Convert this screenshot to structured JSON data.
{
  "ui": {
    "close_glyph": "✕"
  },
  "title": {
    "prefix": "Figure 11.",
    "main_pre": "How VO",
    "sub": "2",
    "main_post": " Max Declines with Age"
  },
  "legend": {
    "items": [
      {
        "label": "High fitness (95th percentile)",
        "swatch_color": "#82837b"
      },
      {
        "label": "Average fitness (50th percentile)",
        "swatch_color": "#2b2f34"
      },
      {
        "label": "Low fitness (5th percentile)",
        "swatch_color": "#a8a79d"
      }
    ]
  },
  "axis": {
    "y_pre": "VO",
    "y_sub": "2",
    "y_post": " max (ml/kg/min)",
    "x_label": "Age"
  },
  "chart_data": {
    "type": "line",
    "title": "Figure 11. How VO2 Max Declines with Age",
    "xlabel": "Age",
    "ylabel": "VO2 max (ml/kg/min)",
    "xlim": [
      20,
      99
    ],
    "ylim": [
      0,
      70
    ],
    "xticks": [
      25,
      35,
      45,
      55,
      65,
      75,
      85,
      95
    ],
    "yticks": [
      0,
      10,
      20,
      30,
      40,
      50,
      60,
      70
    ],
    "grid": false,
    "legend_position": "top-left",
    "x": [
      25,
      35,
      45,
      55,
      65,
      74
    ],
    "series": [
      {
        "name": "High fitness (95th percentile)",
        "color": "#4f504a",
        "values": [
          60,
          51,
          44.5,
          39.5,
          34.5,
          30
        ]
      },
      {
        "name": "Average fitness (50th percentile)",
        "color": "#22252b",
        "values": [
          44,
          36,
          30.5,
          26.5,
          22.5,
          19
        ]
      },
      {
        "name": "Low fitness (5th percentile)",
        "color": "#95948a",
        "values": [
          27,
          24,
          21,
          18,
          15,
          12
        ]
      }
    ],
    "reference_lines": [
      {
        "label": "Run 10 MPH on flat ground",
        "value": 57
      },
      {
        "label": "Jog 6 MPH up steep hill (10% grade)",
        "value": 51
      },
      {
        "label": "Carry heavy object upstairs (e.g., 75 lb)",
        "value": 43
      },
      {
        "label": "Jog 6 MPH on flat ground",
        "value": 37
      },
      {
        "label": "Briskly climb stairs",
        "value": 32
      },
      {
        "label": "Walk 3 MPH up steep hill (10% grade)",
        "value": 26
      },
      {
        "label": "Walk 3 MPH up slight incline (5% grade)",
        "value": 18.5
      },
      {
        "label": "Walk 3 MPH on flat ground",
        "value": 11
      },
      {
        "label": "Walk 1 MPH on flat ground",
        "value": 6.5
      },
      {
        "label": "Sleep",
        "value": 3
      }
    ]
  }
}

###

Out of the records, collect only those lines that contain the string "percentile".

        "label": "High fitness (95th percentile)",
        "label": "Average fitness (50th percentile)",
        "label": "Low fitness (5th percentile)",
        "name": "High fitness (95th percentile)",
        "name": "Average fitness (50th percentile)",
        "name": "Low fitness (5th percentile)",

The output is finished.